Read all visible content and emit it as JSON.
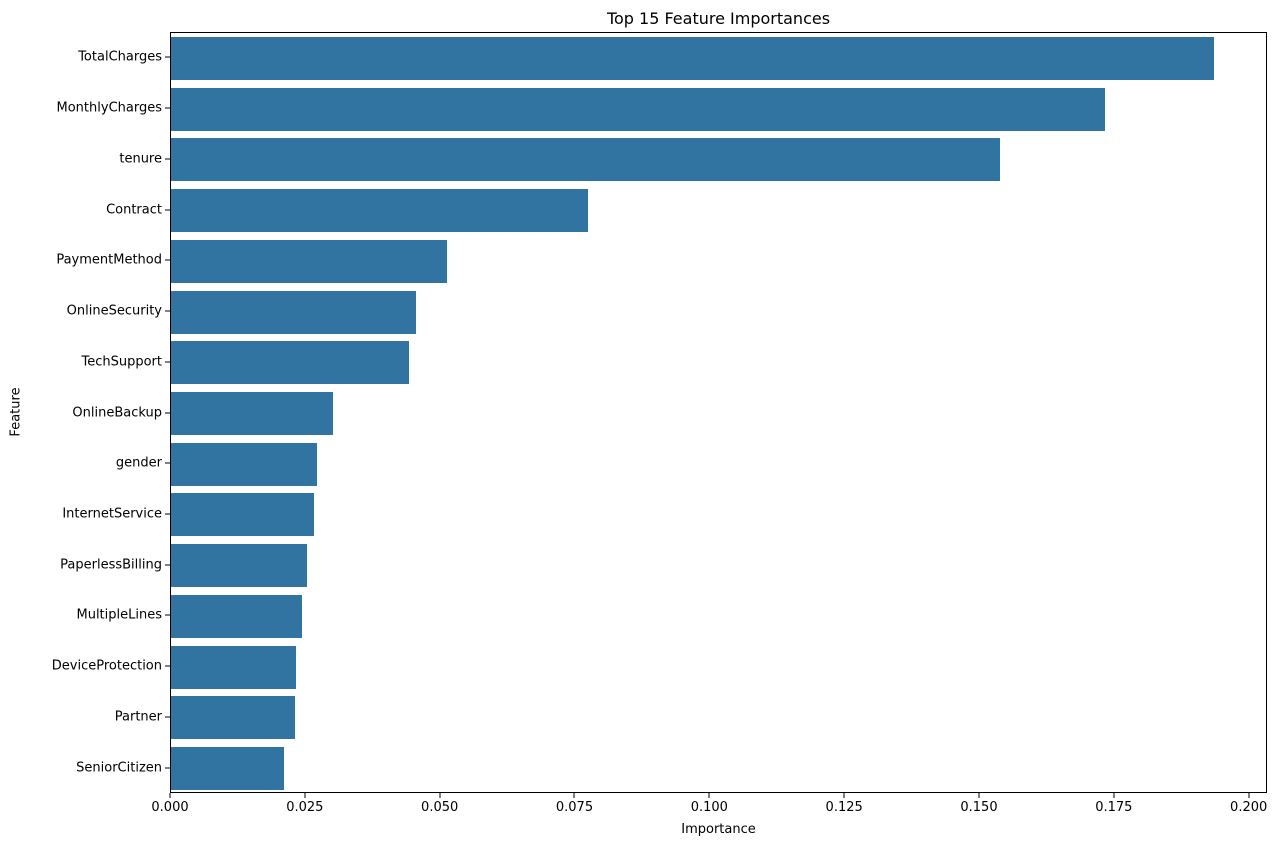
{
  "chart_data": {
    "type": "bar",
    "orientation": "horizontal",
    "title": "Top 15 Feature Importances",
    "xlabel": "Importance",
    "ylabel": "Feature",
    "categories": [
      "TotalCharges",
      "MonthlyCharges",
      "tenure",
      "Contract",
      "PaymentMethod",
      "OnlineSecurity",
      "TechSupport",
      "OnlineBackup",
      "gender",
      "InternetService",
      "PaperlessBilling",
      "MultipleLines",
      "DeviceProtection",
      "Partner",
      "SeniorCitizen"
    ],
    "values": [
      0.1933,
      0.1731,
      0.1538,
      0.0773,
      0.0512,
      0.0454,
      0.0441,
      0.03,
      0.0271,
      0.0266,
      0.0252,
      0.0242,
      0.0232,
      0.0229,
      0.021
    ],
    "xlim": [
      0,
      0.2034
    ],
    "xticks": {
      "values": [
        0.0,
        0.025,
        0.05,
        0.075,
        0.1,
        0.125,
        0.15,
        0.175,
        0.2
      ],
      "labels": [
        "0.000",
        "0.025",
        "0.050",
        "0.075",
        "0.100",
        "0.125",
        "0.150",
        "0.175",
        "0.200"
      ]
    },
    "bar_color": "#3274a1",
    "axis_color": "#000000",
    "grid": false,
    "legend": null
  }
}
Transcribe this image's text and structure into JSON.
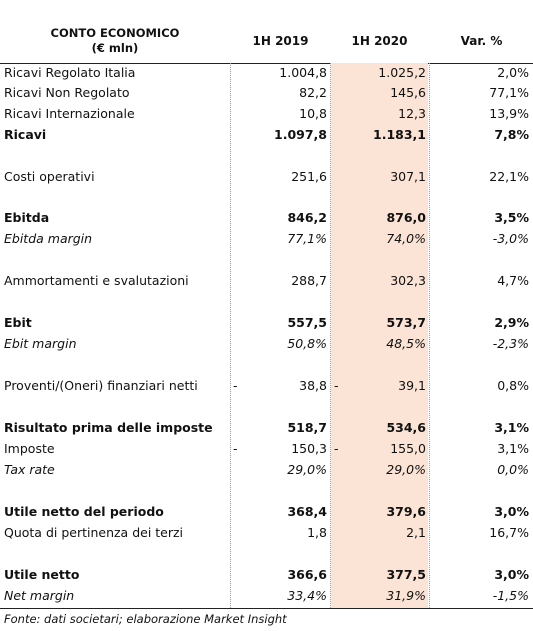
{
  "header": {
    "label_line1": "CONTO ECONOMICO",
    "label_line2": "(€ mln)",
    "col_2019": "1H 2019",
    "col_2020": "1H 2020",
    "col_var": "Var. %"
  },
  "rows": [
    {
      "label": "Ricavi Regolato Italia",
      "v2019": "1.004,8",
      "v2020": "1.025,2",
      "var": "2,0%",
      "style": "normal"
    },
    {
      "label": "Ricavi Non Regolato",
      "v2019": "82,2",
      "v2020": "145,6",
      "var": "77,1%",
      "style": "normal"
    },
    {
      "label": "Ricavi Internazionale",
      "v2019": "10,8",
      "v2020": "12,3",
      "var": "13,9%",
      "style": "normal"
    },
    {
      "label": "Ricavi",
      "v2019": "1.097,8",
      "v2020": "1.183,1",
      "var": "7,8%",
      "style": "bold"
    },
    {
      "label": "Costi operativi",
      "v2019": "251,6",
      "v2020": "307,1",
      "var": "22,1%",
      "style": "normal"
    },
    {
      "label": "Ebitda",
      "v2019": "846,2",
      "v2020": "876,0",
      "var": "3,5%",
      "style": "bold"
    },
    {
      "label": "Ebitda margin",
      "v2019": "77,1%",
      "v2020": "74,0%",
      "var": "-3,0%",
      "style": "italic"
    },
    {
      "label": "Ammortamenti e svalutazioni",
      "v2019": "288,7",
      "v2020": "302,3",
      "var": "4,7%",
      "style": "normal"
    },
    {
      "label": "Ebit",
      "v2019": "557,5",
      "v2020": "573,7",
      "var": "2,9%",
      "style": "bold"
    },
    {
      "label": "Ebit margin",
      "v2019": "50,8%",
      "v2020": "48,5%",
      "var": "-2,3%",
      "style": "italic"
    },
    {
      "label": "Proventi/(Oneri) finanziari netti",
      "neg2019": "-",
      "v2019": "38,8",
      "neg2020": "-",
      "v2020": "39,1",
      "var": "0,8%",
      "style": "normal"
    },
    {
      "label": "Risultato prima delle imposte",
      "v2019": "518,7",
      "v2020": "534,6",
      "var": "3,1%",
      "style": "bold"
    },
    {
      "label": "Imposte",
      "neg2019": "-",
      "v2019": "150,3",
      "neg2020": "-",
      "v2020": "155,0",
      "var": "3,1%",
      "style": "normal"
    },
    {
      "label": "Tax rate",
      "v2019": "29,0%",
      "v2020": "29,0%",
      "var": "0,0%",
      "style": "italic"
    },
    {
      "label": "Utile netto del periodo",
      "v2019": "368,4",
      "v2020": "379,6",
      "var": "3,0%",
      "style": "bold"
    },
    {
      "label": "Quota di pertinenza dei terzi",
      "v2019": "1,8",
      "v2020": "2,1",
      "var": "16,7%",
      "style": "normal"
    },
    {
      "label": "Utile netto",
      "v2019": "366,6",
      "v2020": "377,5",
      "var": "3,0%",
      "style": "bold"
    },
    {
      "label": "Net margin",
      "v2019": "33,4%",
      "v2020": "31,9%",
      "var": "-1,5%",
      "style": "italic"
    }
  ],
  "footer": {
    "source": "Fonte: dati societari; elaborazione Market Insight"
  },
  "colors": {
    "highlight_column": "#fbe4d5",
    "rule": "#222222"
  }
}
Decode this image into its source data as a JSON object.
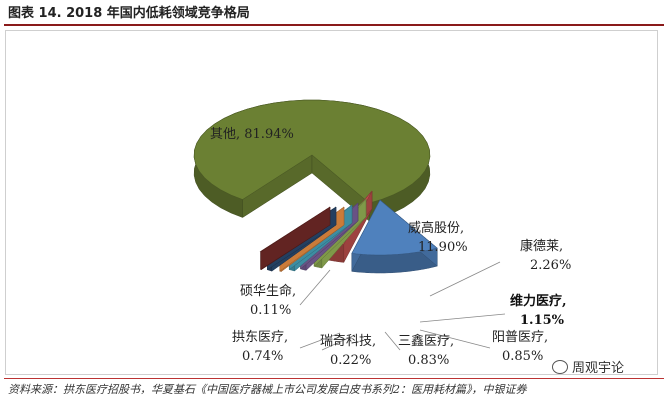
{
  "title": "图表 14. 2018 年国内低耗领域竞争格局",
  "source": "资料来源：拱东医疗招股书，华夏基石《中国医疗器械上市公司发展白皮书系列2：医用耗材篇》，中银证券",
  "watermark": "周观宇论",
  "chart_data": {
    "type": "pie",
    "style": "3d-exploded",
    "labels": [
      "其他",
      "威高股份",
      "康德莱",
      "维力医疗",
      "阳普医疗",
      "三鑫医疗",
      "瑞奇科技",
      "拱东医疗",
      "硕华生命"
    ],
    "values": [
      81.94,
      11.9,
      2.26,
      1.15,
      0.85,
      0.83,
      0.22,
      0.74,
      0.11
    ],
    "value_labels": [
      "81.94%",
      "11.90%",
      "2.26%",
      "1.15%",
      "0.85%",
      "0.83%",
      "0.22%",
      "0.74%",
      "0.11%"
    ],
    "colors": [
      "#6b8033",
      "#4f81bd",
      "#c0504d",
      "#9bbb59",
      "#8064a2",
      "#4bacc6",
      "#f79646",
      "#2c4d75",
      "#772c2a"
    ],
    "label_bold": [
      false,
      false,
      false,
      true,
      false,
      false,
      false,
      false,
      false
    ]
  }
}
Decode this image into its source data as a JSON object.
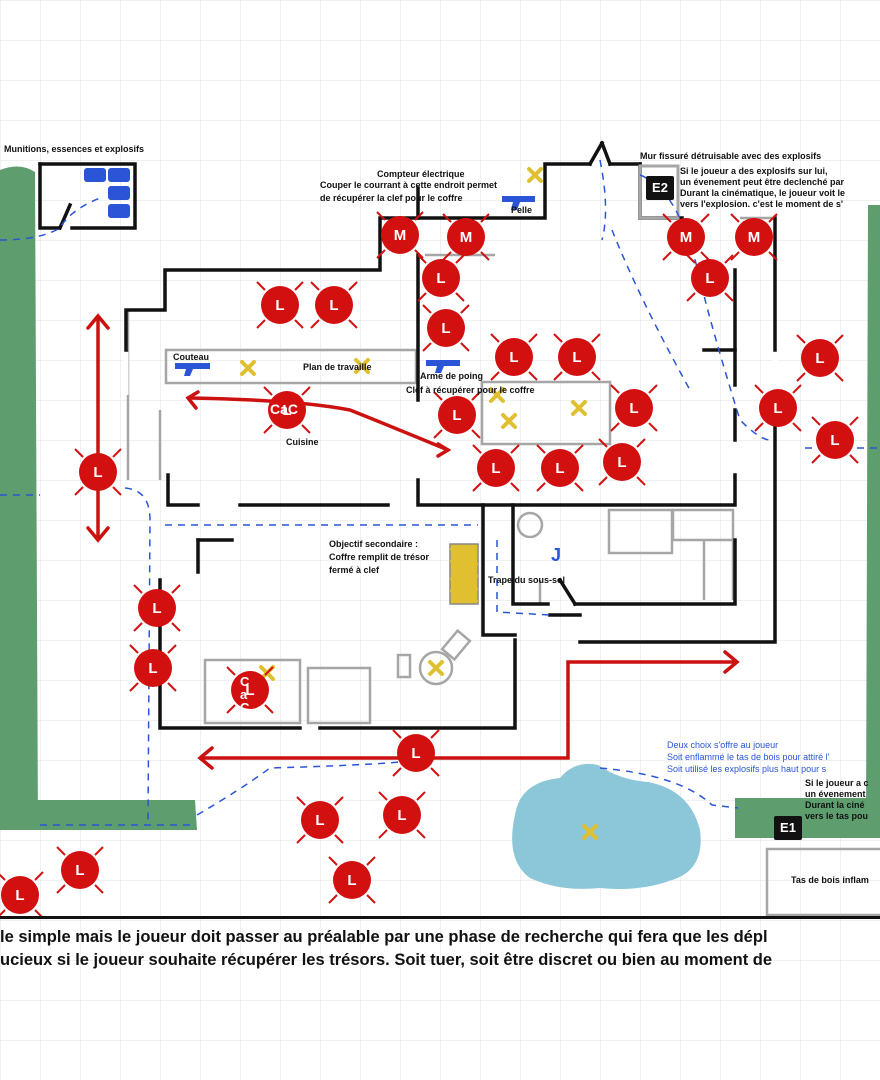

**Exercise goal**
The records above must be echoed exactly, minus their pictures.

**Problem solution**
Read all visible content and emit it as JSON.
{
  "chart_data": {
    "type": "bar",
    "orientation": "horizontal",
    "title": "Top 15 Feature Importances",
    "xlabel": "Importance",
    "ylabel": "Feature",
    "categories": [
      "TotalCharges",
      "MonthlyCharges",
      "tenure",
      "Contract",
      "PaymentMethod",
      "OnlineSecurity",
      "TechSupport",
      "OnlineBackup",
      "gender",
      "InternetService",
      "PaperlessBilling",
      "MultipleLines",
      "DeviceProtection",
      "Partner",
      "SeniorCitizen"
    ],
    "values": [
      0.1933,
      0.1731,
      0.1538,
      0.0773,
      0.0512,
      0.0454,
      0.0441,
      0.03,
      0.0271,
      0.0266,
      0.0252,
      0.0242,
      0.0232,
      0.0229,
      0.021
    ],
    "xlim": [
      0,
      0.2034
    ],
    "xticks": {
      "values": [
        0.0,
        0.025,
        0.05,
        0.075,
        0.1,
        0.125,
        0.15,
        0.175,
        0.2
      ],
      "labels": [
        "0.000",
        "0.025",
        "0.050",
        "0.075",
        "0.100",
        "0.125",
        "0.150",
        "0.175",
        "0.200"
      ]
    },
    "bar_color": "#3274a1",
    "axis_color": "#000000",
    "grid": false,
    "legend": null
  }
}
Transcribe this image's text and structure into JSON.
{
  "header": {
    "label_line1": "CONTO ECONOMICO",
    "label_line2": "(€ mln)",
    "col_2019": "1H 2019",
    "col_2020": "1H 2020",
    "col_var": "Var. %"
  },
  "rows": [
    {
      "label": "Ricavi Regolato Italia",
      "v2019": "1.004,8",
      "v2020": "1.025,2",
      "var": "2,0%",
      "style": "normal"
    },
    {
      "label": "Ricavi Non Regolato",
      "v2019": "82,2",
      "v2020": "145,6",
      "var": "77,1%",
      "style": "normal"
    },
    {
      "label": "Ricavi Internazionale",
      "v2019": "10,8",
      "v2020": "12,3",
      "var": "13,9%",
      "style": "normal"
    },
    {
      "label": "Ricavi",
      "v2019": "1.097,8",
      "v2020": "1.183,1",
      "var": "7,8%",
      "style": "bold"
    },
    {
      "label": "Costi operativi",
      "v2019": "251,6",
      "v2020": "307,1",
      "var": "22,1%",
      "style": "normal"
    },
    {
      "label": "Ebitda",
      "v2019": "846,2",
      "v2020": "876,0",
      "var": "3,5%",
      "style": "bold"
    },
    {
      "label": "Ebitda margin",
      "v2019": "77,1%",
      "v2020": "74,0%",
      "var": "-3,0%",
      "style": "italic"
    },
    {
      "label": "Ammortamenti e svalutazioni",
      "v2019": "288,7",
      "v2020": "302,3",
      "var": "4,7%",
      "style": "normal"
    },
    {
      "label": "Ebit",
      "v2019": "557,5",
      "v2020": "573,7",
      "var": "2,9%",
      "style": "bold"
    },
    {
      "label": "Ebit margin",
      "v2019": "50,8%",
      "v2020": "48,5%",
      "var": "-2,3%",
      "style": "italic"
    },
    {
      "label": "Proventi/(Oneri) finanziari netti",
      "neg2019": "-",
      "v2019": "38,8",
      "neg2020": "-",
      "v2020": "39,1",
      "var": "0,8%",
      "style": "normal"
    },
    {
      "label": "Risultato prima delle imposte",
      "v2019": "518,7",
      "v2020": "534,6",
      "var": "3,1%",
      "style": "bold"
    },
    {
      "label": "Imposte",
      "neg2019": "-",
      "v2019": "150,3",
      "neg2020": "-",
      "v2020": "155,0",
      "var": "3,1%",
      "style": "normal"
    },
    {
      "label": "Tax rate",
      "v2019": "29,0%",
      "v2020": "29,0%",
      "var": "0,0%",
      "style": "italic"
    },
    {
      "label": "Utile netto del periodo",
      "v2019": "368,4",
      "v2020": "379,6",
      "var": "3,0%",
      "style": "bold"
    },
    {
      "label": "Quota di pertinenza dei terzi",
      "v2019": "1,8",
      "v2020": "2,1",
      "var": "16,7%",
      "style": "normal"
    },
    {
      "label": "Utile netto",
      "v2019": "366,6",
      "v2020": "377,5",
      "var": "3,0%",
      "style": "bold"
    },
    {
      "label": "Net margin",
      "v2019": "33,4%",
      "v2020": "31,9%",
      "var": "-1,5%",
      "style": "italic"
    }
  ],
  "footer": {
    "source": "Fonte: dati societari; elaborazione Market Insight"
  },
  "colors": {
    "highlight_column": "#fbe4d5",
    "rule": "#222222"
  }
}
Decode this image into its source data as a JSON object.
{
  "title": "图表 14. 2018 年国内低耗领域竞争格局",
  "source": "资料来源：拱东医疗招股书，华夏基石《中国医疗器械上市公司发展白皮书系列2：医用耗材篇》，中银证券",
  "watermark": "周观宇论",
  "chart_data": {
    "type": "pie",
    "style": "3d-exploded",
    "labels": [
      "其他",
      "威高股份",
      "康德莱",
      "维力医疗",
      "阳普医疗",
      "三鑫医疗",
      "瑞奇科技",
      "拱东医疗",
      "硕华生命"
    ],
    "values": [
      81.94,
      11.9,
      2.26,
      1.15,
      0.85,
      0.83,
      0.22,
      0.74,
      0.11
    ],
    "value_labels": [
      "81.94%",
      "11.90%",
      "2.26%",
      "1.15%",
      "0.85%",
      "0.83%",
      "0.22%",
      "0.74%",
      "0.11%"
    ],
    "colors": [
      "#6b8033",
      "#4f81bd",
      "#c0504d",
      "#9bbb59",
      "#8064a2",
      "#4bacc6",
      "#f79646",
      "#2c4d75",
      "#772c2a"
    ],
    "label_bold": [
      false,
      false,
      false,
      true,
      false,
      false,
      false,
      false,
      false
    ]
  }
}
Decode this image into its source data as a JSON object.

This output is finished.